#### TASK DETAILS
Every record must be written out once more, with nothing added or omitted.
********
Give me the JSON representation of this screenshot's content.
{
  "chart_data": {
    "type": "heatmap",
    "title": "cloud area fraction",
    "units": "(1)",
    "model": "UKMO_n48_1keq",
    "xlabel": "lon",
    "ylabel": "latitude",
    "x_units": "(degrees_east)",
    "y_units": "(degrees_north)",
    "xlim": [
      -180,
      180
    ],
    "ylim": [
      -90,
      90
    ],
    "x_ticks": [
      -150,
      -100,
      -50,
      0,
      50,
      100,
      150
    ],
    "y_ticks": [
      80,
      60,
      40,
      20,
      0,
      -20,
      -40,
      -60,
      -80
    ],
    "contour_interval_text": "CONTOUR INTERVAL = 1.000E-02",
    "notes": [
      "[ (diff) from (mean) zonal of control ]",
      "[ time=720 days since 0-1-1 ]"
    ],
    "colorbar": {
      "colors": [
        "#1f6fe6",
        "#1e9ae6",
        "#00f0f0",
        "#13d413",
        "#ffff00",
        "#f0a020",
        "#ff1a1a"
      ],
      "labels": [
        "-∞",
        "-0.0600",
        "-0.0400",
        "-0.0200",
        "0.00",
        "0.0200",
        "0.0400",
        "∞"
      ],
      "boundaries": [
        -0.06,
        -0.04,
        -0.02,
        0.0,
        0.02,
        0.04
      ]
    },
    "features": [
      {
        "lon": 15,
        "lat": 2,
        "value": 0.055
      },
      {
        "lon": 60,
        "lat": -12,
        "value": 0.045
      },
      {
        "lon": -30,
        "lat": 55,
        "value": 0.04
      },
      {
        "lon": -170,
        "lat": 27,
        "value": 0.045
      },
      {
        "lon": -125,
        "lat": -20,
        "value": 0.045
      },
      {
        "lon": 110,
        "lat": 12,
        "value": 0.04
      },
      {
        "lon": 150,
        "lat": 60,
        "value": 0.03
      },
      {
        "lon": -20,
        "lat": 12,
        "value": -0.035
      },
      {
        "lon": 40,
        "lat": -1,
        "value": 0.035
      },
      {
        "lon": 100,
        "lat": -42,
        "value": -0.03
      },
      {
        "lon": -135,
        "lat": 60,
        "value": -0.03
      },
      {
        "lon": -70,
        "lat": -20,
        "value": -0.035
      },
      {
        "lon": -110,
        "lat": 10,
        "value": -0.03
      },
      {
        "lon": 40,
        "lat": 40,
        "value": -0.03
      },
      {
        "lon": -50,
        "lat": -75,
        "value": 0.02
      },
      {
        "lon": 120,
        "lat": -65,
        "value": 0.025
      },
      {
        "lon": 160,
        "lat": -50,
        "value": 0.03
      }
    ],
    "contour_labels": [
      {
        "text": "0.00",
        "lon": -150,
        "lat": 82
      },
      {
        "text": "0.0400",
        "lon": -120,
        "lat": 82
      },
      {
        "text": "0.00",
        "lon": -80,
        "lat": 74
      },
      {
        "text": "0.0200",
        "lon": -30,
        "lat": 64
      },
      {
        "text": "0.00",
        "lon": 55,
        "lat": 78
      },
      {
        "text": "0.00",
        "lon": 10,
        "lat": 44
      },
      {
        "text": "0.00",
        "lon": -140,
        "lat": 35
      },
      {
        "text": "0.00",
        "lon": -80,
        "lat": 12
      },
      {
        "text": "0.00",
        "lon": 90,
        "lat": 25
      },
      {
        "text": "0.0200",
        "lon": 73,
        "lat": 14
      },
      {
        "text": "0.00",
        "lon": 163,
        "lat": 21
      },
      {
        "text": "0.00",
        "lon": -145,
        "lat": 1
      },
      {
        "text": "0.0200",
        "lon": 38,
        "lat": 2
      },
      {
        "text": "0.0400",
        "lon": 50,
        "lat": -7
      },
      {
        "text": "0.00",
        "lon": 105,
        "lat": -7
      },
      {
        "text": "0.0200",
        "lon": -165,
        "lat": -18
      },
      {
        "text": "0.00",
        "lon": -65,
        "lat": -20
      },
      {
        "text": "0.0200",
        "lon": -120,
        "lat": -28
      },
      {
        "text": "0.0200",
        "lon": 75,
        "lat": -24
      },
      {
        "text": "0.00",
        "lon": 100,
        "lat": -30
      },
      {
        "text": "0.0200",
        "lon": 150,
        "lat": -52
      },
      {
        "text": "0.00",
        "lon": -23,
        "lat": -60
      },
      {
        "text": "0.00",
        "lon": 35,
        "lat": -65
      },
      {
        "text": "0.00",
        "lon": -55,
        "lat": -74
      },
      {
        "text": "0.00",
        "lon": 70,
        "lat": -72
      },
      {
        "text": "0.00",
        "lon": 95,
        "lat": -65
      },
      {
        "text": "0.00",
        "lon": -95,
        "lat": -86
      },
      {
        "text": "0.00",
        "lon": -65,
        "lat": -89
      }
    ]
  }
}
********
#### EXERCISE RESPONSE
Give me the JSON representation of this screenshot's content.
{
  "chart_data": {
    "type": "heatmap",
    "title": "cloud area fraction",
    "units": "(1)",
    "model": "UKMO_n48_1keq",
    "xlabel": "lon",
    "ylabel": "latitude",
    "x_units": "(degrees_east)",
    "y_units": "(degrees_north)",
    "xlim": [
      -180,
      180
    ],
    "ylim": [
      -90,
      90
    ],
    "x_ticks": [
      -150,
      -100,
      -50,
      0,
      50,
      100,
      150
    ],
    "y_ticks": [
      80,
      60,
      40,
      20,
      0,
      -20,
      -40,
      -60,
      -80
    ],
    "contour_interval_text": "CONTOUR INTERVAL = 1.000E-02",
    "notes": [
      "[ (diff) from (mean) zonal of control ]",
      "[ time=720 days since 0-1-1 ]"
    ],
    "colorbar": {
      "colors": [
        "#1f6fe6",
        "#1e9ae6",
        "#00f0f0",
        "#13d413",
        "#ffff00",
        "#f0a020",
        "#ff1a1a"
      ],
      "labels": [
        "-∞",
        "-0.0600",
        "-0.0400",
        "-0.0200",
        "0.00",
        "0.0200",
        "0.0400",
        "∞"
      ],
      "boundaries": [
        -0.06,
        -0.04,
        -0.02,
        0.0,
        0.02,
        0.04
      ]
    },
    "features": [
      {
        "lon": 15,
        "lat": 2,
        "value": 0.055
      },
      {
        "lon": 60,
        "lat": -12,
        "value": 0.045
      },
      {
        "lon": -30,
        "lat": 55,
        "value": 0.04
      },
      {
        "lon": -170,
        "lat": 27,
        "value": 0.045
      },
      {
        "lon": -125,
        "lat": -20,
        "value": 0.045
      },
      {
        "lon": 110,
        "lat": 12,
        "value": 0.04
      },
      {
        "lon": 150,
        "lat": 60,
        "value": 0.03
      },
      {
        "lon": -20,
        "lat": 12,
        "value": -0.035
      },
      {
        "lon": 40,
        "lat": -1,
        "value": 0.035
      },
      {
        "lon": 100,
        "lat": -42,
        "value": -0.03
      },
      {
        "lon": -135,
        "lat": 60,
        "value": -0.03
      },
      {
        "lon": -70,
        "lat": -20,
        "value": -0.035
      },
      {
        "lon": -110,
        "lat": 10,
        "value": -0.03
      },
      {
        "lon": 40,
        "lat": 40,
        "value": -0.03
      },
      {
        "lon": -50,
        "lat": -75,
        "value": 0.02
      },
      {
        "lon": 120,
        "lat": -65,
        "value": 0.025
      },
      {
        "lon": 160,
        "lat": -50,
        "value": 0.03
      }
    ],
    "contour_labels": [
      {
        "text": "0.00",
        "lon": -150,
        "lat": 82
      },
      {
        "text": "0.0400",
        "lon": -120,
        "lat": 82
      },
      {
        "text": "0.00",
        "lon": -80,
        "lat": 74
      },
      {
        "text": "0.0200",
        "lon": -30,
        "lat": 64
      },
      {
        "text": "0.00",
        "lon": 55,
        "lat": 78
      },
      {
        "text": "0.00",
        "lon": 10,
        "lat": 44
      },
      {
        "text": "0.00",
        "lon": -140,
        "lat": 35
      },
      {
        "text": "0.00",
        "lon": -80,
        "lat": 12
      },
      {
        "text": "0.00",
        "lon": 90,
        "lat": 25
      },
      {
        "text": "0.0200",
        "lon": 73,
        "lat": 14
      },
      {
        "text": "0.00",
        "lon": 163,
        "lat": 21
      },
      {
        "text": "0.00",
        "lon": -145,
        "lat": 1
      },
      {
        "text": "0.0200",
        "lon": 38,
        "lat": 2
      },
      {
        "text": "0.0400",
        "lon": 50,
        "lat": -7
      },
      {
        "text": "0.00",
        "lon": 105,
        "lat": -7
      },
      {
        "text": "0.0200",
        "lon": -165,
        "lat": -18
      },
      {
        "text": "0.00",
        "lon": -65,
        "lat": -20
      },
      {
        "text": "0.0200",
        "lon": -120,
        "lat": -28
      },
      {
        "text": "0.0200",
        "lon": 75,
        "lat": -24
      },
      {
        "text": "0.00",
        "lon": 100,
        "lat": -30
      },
      {
        "text": "0.0200",
        "lon": 150,
        "lat": -52
      },
      {
        "text": "0.00",
        "lon": -23,
        "lat": -60
      },
      {
        "text": "0.00",
        "lon": 35,
        "lat": -65
      },
      {
        "text": "0.00",
        "lon": -55,
        "lat": -74
      },
      {
        "text": "0.00",
        "lon": 70,
        "lat": -72
      },
      {
        "text": "0.00",
        "lon": 95,
        "lat": -65
      },
      {
        "text": "0.00",
        "lon": -95,
        "lat": -86
      },
      {
        "text": "0.00",
        "lon": -65,
        "lat": -89
      }
    ]
  }
}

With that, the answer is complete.